─── ENTRIES SUPPLIED ───

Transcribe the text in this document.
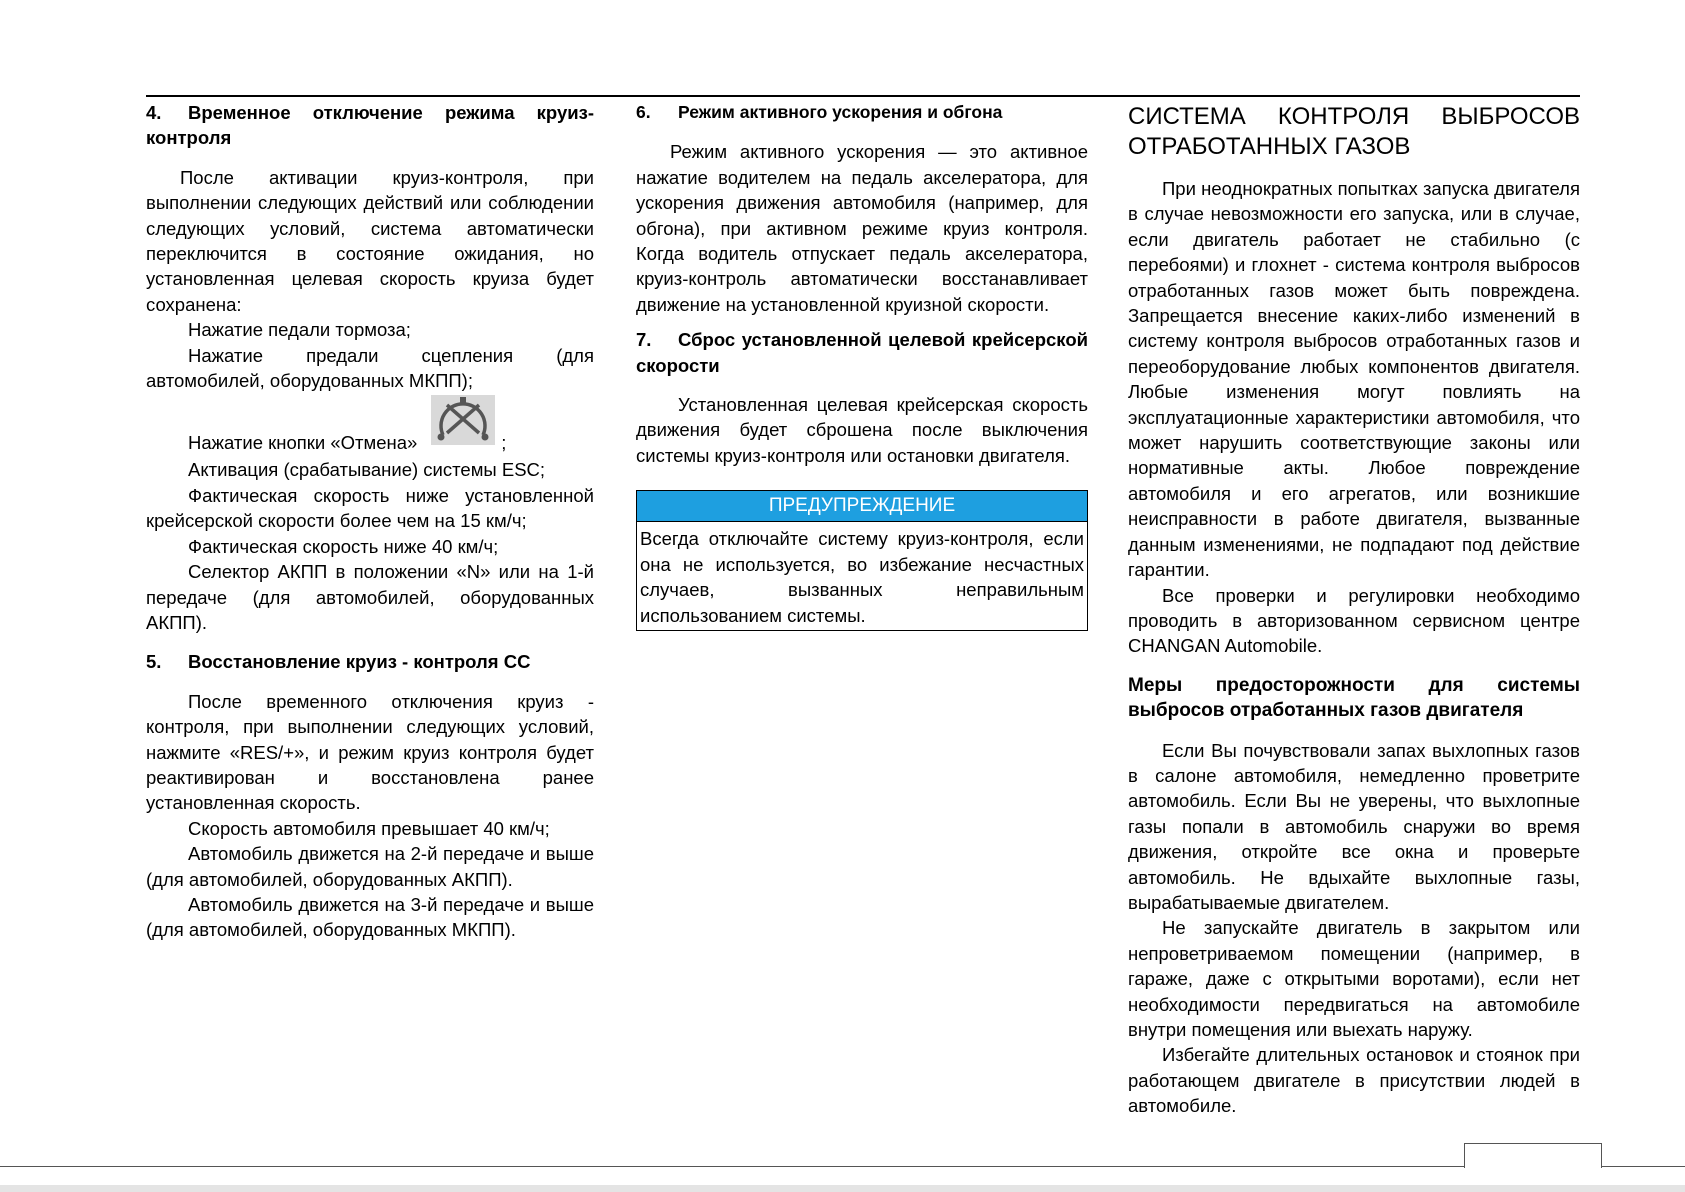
4. Временное отключение режима круиз-контроля

После активации круиз-контроля, при выполнении следующих действий или соблюдении следующих условий, система автоматически переключится в состояние ожидания, но установленная целевая скорость круиза будет сохранена:

Нажатие педали тормоза;

Нажатие предали сцепления (для автомобилей, оборудованных МКПП);

Нажатие кнопки «Отмена»	;

Активация (срабатывание) системы ESC;

Фактическая скорость ниже установленной крейсерской скорости более чем на 15 км/ч;

Фактическая скорость ниже 40 км/ч;

Селектор АКПП в положении «N» или на 1-й передаче (для автомобилей, оборудованных АКПП).

5. Восстановление круиз - контроля СС

После временного отключения круиз - контроля, при выполнении следующих условий, нажмите «RES/+», и режим круиз контроля будет реактивирован и восстановлена ранее установленная скорость.

Скорость автомобиля превышает 40 км/ч;

Автомобиль движется на 2-й передаче и выше (для автомобилей, оборудованных АКПП).

Автомобиль движется на 3-й передаче и выше (для автомобилей, оборудованных МКПП).

6. Режим активного ускорения и обгона

Режим активного ускорения — это активное нажатие водителем на педаль акселератора, для ускорения движения автомобиля (например, для обгона), при активном режиме круиз контроля. Когда водитель отпускает педаль акселератора, круиз-контроль автоматически восстанавливает движение на установленной круизной скорости.

7. Сброс установленной целевой крейсерской скорости

Установленная целевая крейсерская скорость движения будет сброшена после выключения системы круиз-контроля или остановки двигателя.

ПРЕДУПРЕЖДЕНИЕ

Всегда отключайте систему круиз-контроля, если она не используется, во избежание несчастных случаев, вызванных неправильным использованием системы.

СИСТЕМА КОНТРОЛЯ ВЫБРОСОВ ОТРАБОТАННЫХ ГАЗОВ

При неоднократных попытках запуска двигателя в случае невозможности его запуска, или в случае, если двигатель работает не стабильно (с перебоями) и глохнет - система контроля выбросов отработанных газов может быть повреждена. Запрещается внесение каких-либо изменений в систему контроля выбросов отработанных газов и переоборудование любых компонентов двигателя. Любые изменения могут повлиять на эксплуатационные характеристики автомобиля, что может нарушить соответствующие законы или нормативные акты. Любое повреждение автомобиля и его агрегатов, или возникшие неисправности в работе двигателя, вызванные данным изменениями, не подпадают под действие гарантии.

Все проверки и регулировки необходимо проводить в авторизованном сервисном центре CHANGAN Automobile.

Меры предосторожности для системы выбросов отработанных газов двигателя

Если Вы почувствовали запах выхлопных газов в салоне автомобиля, немедленно проветрите автомобиль. Если Вы не уверены, что выхлопные газы попали в автомобиль снаружи во время движения, откройте все окна и проверьте автомобиль. Не вдыхайте выхлопные газы, вырабатываемые двигателем.

Не запускайте двигатель в закрытом или непроветриваемом помещении (например, в гараже, даже с открытыми воротами), если нет необходимости передвигаться на автомобиле внутри помещения или выехать наружу.

Избегайте длительных остановок и стоянок при работающем двигателе в присутствии людей в автомобиле.
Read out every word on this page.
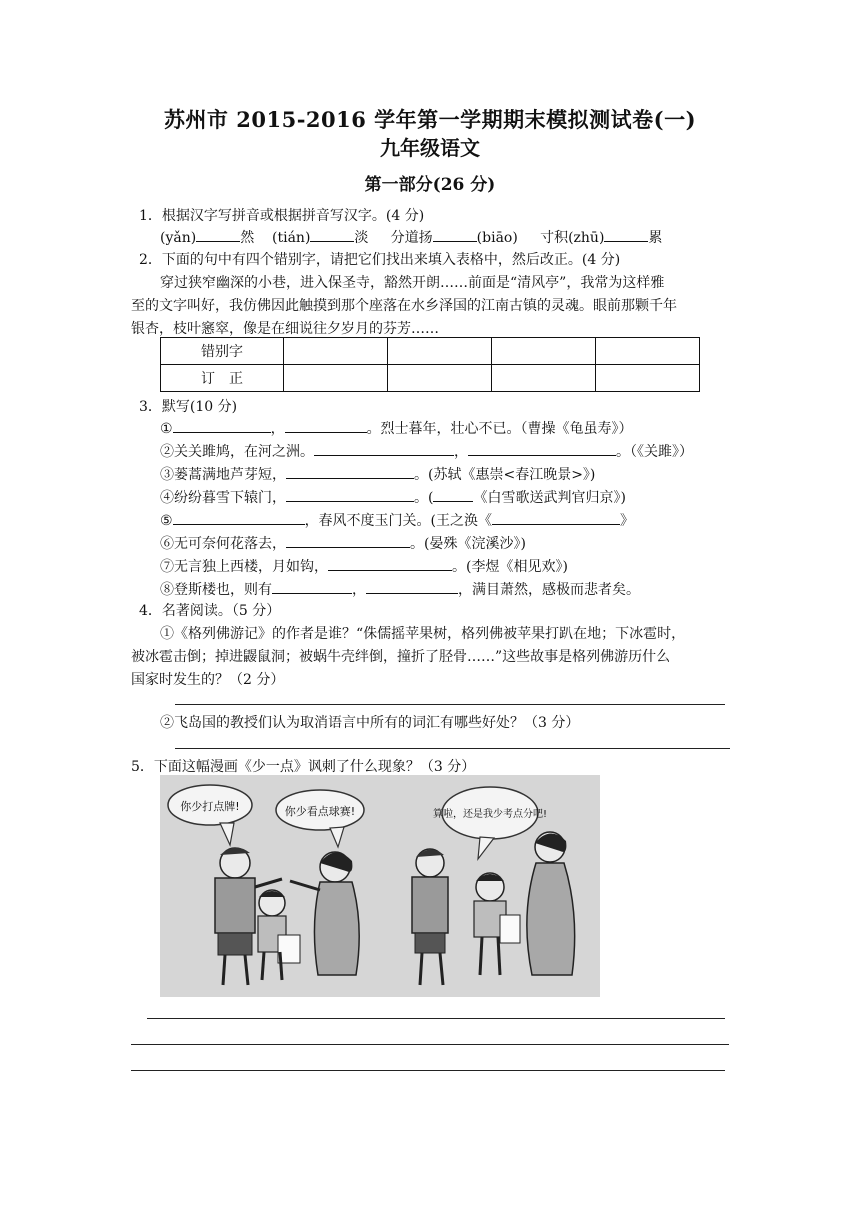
苏州市 2015-2016 学年第一学期期末模拟测试卷(一)
九年级语文
第一部分(26 分)
1．根据汉字写拼音或根据拼音写汉字。(4 分)
(yǎn)	然 (tián)	淡 分道扬	(biāo) 寸积(zhū)	累
2．下面的句中有四个错别字，请把它们找出来填入表格中，然后改正。(4 分)
穿过狭窄幽深的小巷，进入保圣寺，豁然开朗……前面是“清风亭”，我常为这样雅
至的文字叫好，我仿佛因此触摸到那个座落在水乡泽国的江南古镇的灵魂。眼前那颗千年
银杏，枝叶窸窣，像是在细说往夕岁月的芬芳……
错别字				
订　正				
3．默写(10 分)
①	，	。烈士暮年，壮心不已。（曹操《龟虽寿》）
②关关雎鸠，在河之洲。	，	。（《关雎》）
③蒌蒿满地芦芽短，	。(苏轼《惠崇<春江晚景>》)
④纷纷暮雪下辕门，	。(	《白雪歌送武判官归京》)
⑤	，春风不度玉门关。(王之涣《	》
⑥无可奈何花落去，	。(晏殊《浣溪沙》)
⑦无言独上西楼，月如钩，	。(李煜《相见欢》)
⑧登斯楼也，则有	，	，满目萧然，感极而悲者矣。
4．名著阅读。（5 分）
①《格列佛游记》的作者是谁？“侏儒摇苹果树，格列佛被苹果打趴在地；下冰雹时，
被冰雹击倒；掉进鼹鼠洞；被蜗牛壳绊倒，撞折了胫骨……”这些故事是格列佛游历什么
国家时发生的？（2 分）
②飞岛国的教授们认为取消语言中所有的词汇有哪些好处？（3 分）
5．下面这幅漫画《少一点》讽刺了什么现象？（3 分）
你少打点牌!	你少看点球赛!	算啦，还是我少考点分吧!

───

TASK INSTRUCTIONS ->
Extract each line from the entries above that contains the string "выше".

TASK SOLUTION ->
Автомобиль движется на 2-й передаче и выше (для автомобилей, оборудованных АКПП).
Автомобиль движется на 3-й передаче и выше (для автомобилей, оборудованных МКПП).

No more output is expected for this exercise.